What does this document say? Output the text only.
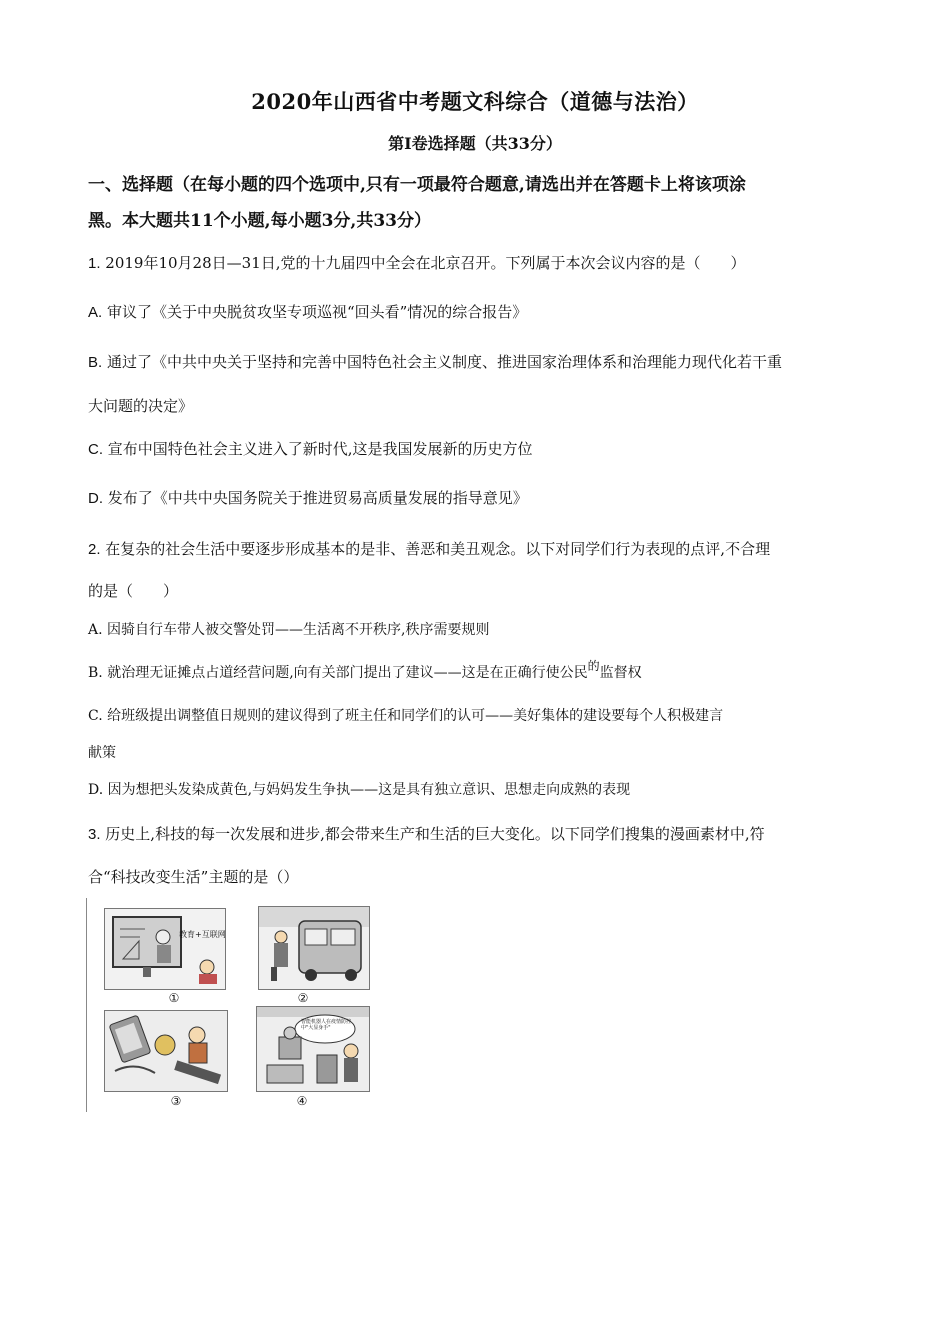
2020年山西省中考题文科综合（道德与法治）
第Ⅰ卷选择题（共33分）
一、选择题（在每小题的四个选项中,只有一项最符合题意,请选出并在答题卡上将该项涂
黑。本大题共11个小题,每小题3分,共33分）
1. 2019年10月28日—31日,党的十九届四中全会在北京召开。下列属于本次会议内容的是（　　）
A. 审议了《关于中央脱贫攻坚专项巡视“回头看”情况的综合报告》
B. 通过了《中共中央关于坚持和完善中国特色社会主义制度、推进国家治理体系和治理能力现代化若干重
大问题的决定》
C. 宣布中国特色社会主义进入了新时代,这是我国发展新的历史方位
D. 发布了《中共中央国务院关于推进贸易高质量发展的指导意见》
2. 在复杂的社会生活中要逐步形成基本的是非、善恶和美丑观念。以下对同学们行为表现的点评,不合理
的是（　　）
A. 因骑自行车带人被交警处罚——生活离不开秩序,秩序需要规则
B. 就治理无证摊点占道经营问题,向有关部门提出了建议——这是在正确行使公民的监督权
C. 给班级提出调整值日规则的建议得到了班主任和同学们的认可——美好集体的建设要每个人积极建言
献策
D. 因为想把头发染成黄色,与妈妈发生争执——这是具有独立意识、思想走向成熟的表现
3. 历史上,科技的每一次发展和进步,都会带来生产和生活的巨大变化。以下同学们搜集的漫画素材中,符
合“科技改变生活”主题的是（）
教育+互联网
①	②
③
智能机器人在疫情防控中"大显身手"
④
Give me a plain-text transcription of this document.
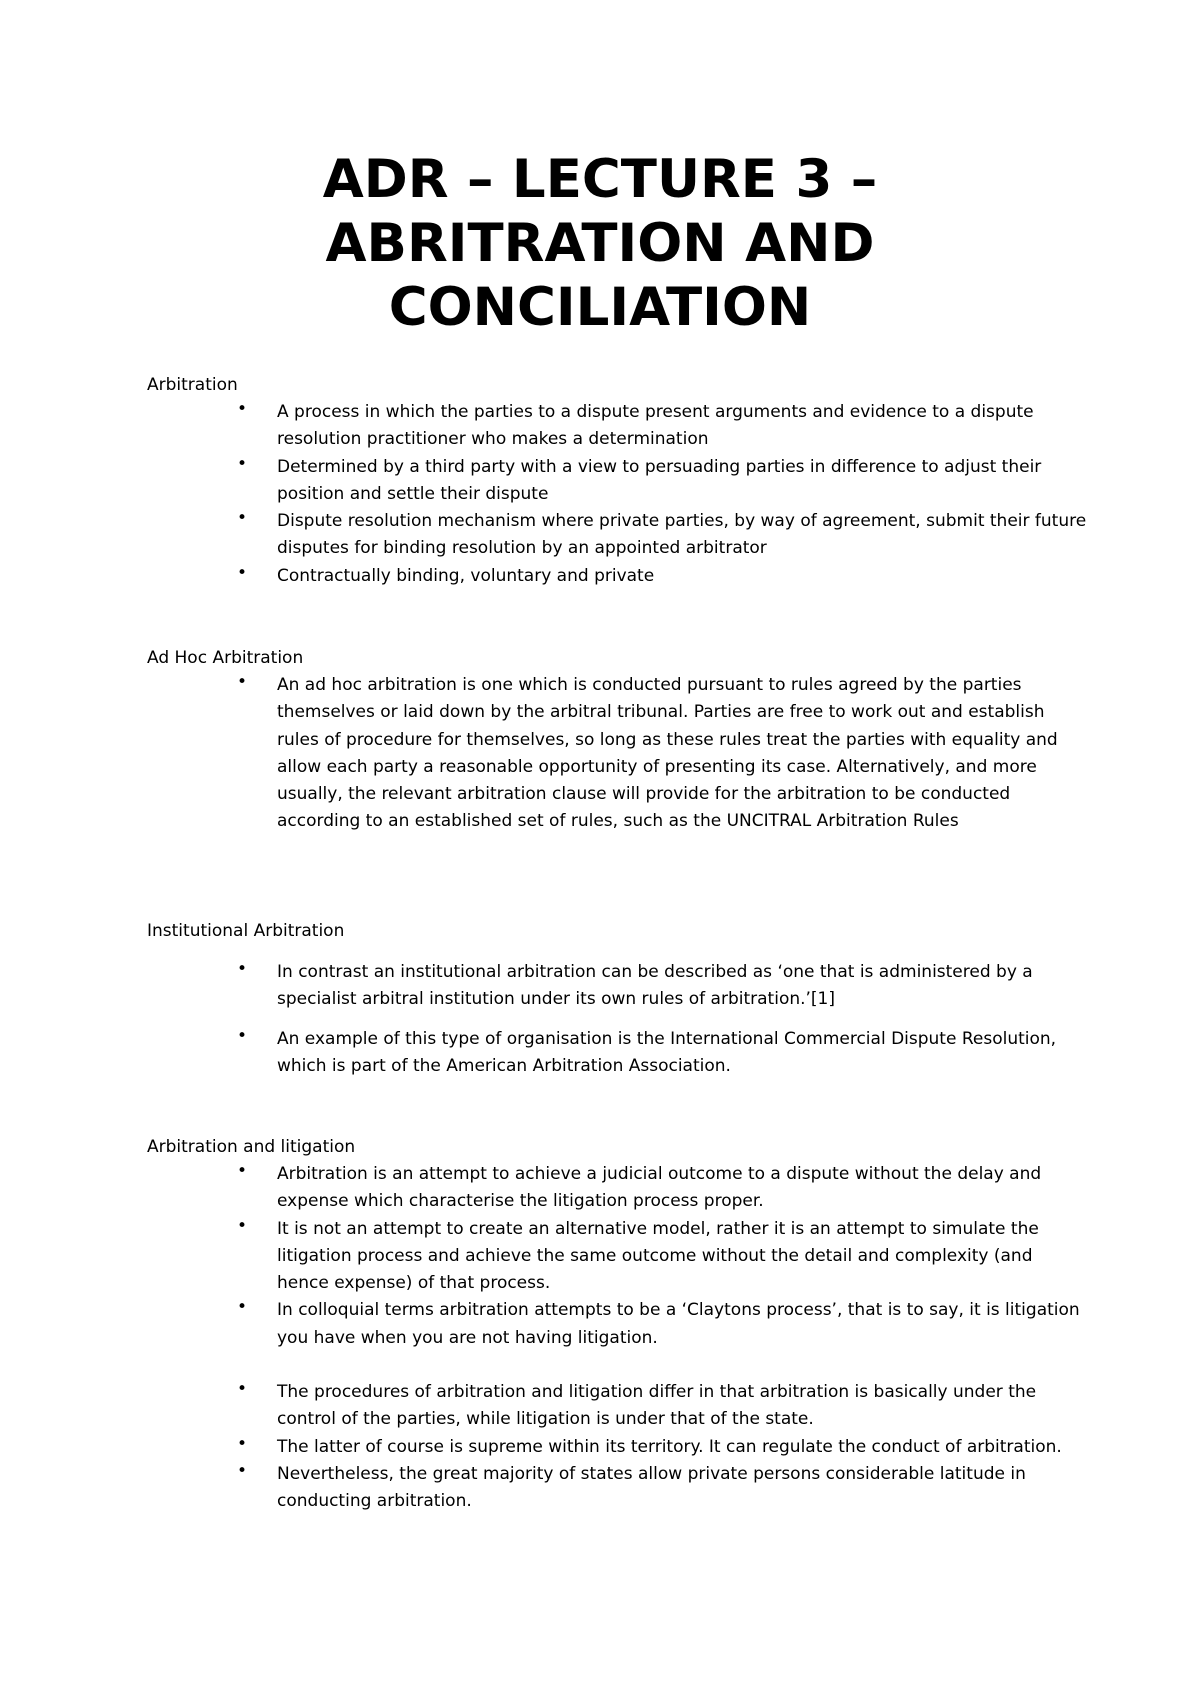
ADR – LECTURE 3 –
ABRITRATION AND
CONCILIATION

Arbitration

• A process in which the parties to a dispute present arguments and evidence to a dispute resolution practitioner who makes a determination
• Determined by a third party with a view to persuading parties in difference to adjust their position and settle their dispute
• Dispute resolution mechanism where private parties, by way of agreement, submit their future disputes for binding resolution by an appointed arbitrator
• Contractually binding, voluntary and private

Ad Hoc Arbitration

• An ad hoc arbitration is one which is conducted pursuant to rules agreed by the parties themselves or laid down by the arbitral tribunal. Parties are free to work out and establish rules of procedure for themselves, so long as these rules treat the parties with equality and allow each party a reasonable opportunity of presenting its case. Alternatively, and more usually, the relevant arbitration clause will provide for the arbitration to be conducted according to an established set of rules, such as the UNCITRAL Arbitration Rules

Institutional Arbitration

• In contrast an institutional arbitration can be described as ‘one that is administered by a specialist arbitral institution under its own rules of arbitration.’[1]
• An example of this type of organisation is the International Commercial Dispute Resolution, which is part of the American Arbitration Association.

Arbitration and litigation

• Arbitration is an attempt to achieve a judicial outcome to a dispute without the delay and expense which characterise the litigation process proper.
• It is not an attempt to create an alternative model, rather it is an attempt to simulate the litigation process and achieve the same outcome without the detail and complexity (and hence expense) of that process.
• In colloquial terms arbitration attempts to be a ‘Claytons process’, that is to say, it is litigation you have when you are not having litigation.
• The procedures of arbitration and litigation differ in that arbitration is basically under the control of the parties, while litigation is under that of the state.
• The latter of course is supreme within its territory. It can regulate the conduct of arbitration.
• Nevertheless, the great majority of states allow private persons considerable latitude in conducting arbitration.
------------
WHAT THE TASK ASKS
Going through the entries above, report how many lines include the string "without". The number alone is the answer.

RESULT FOR THIS TASK
2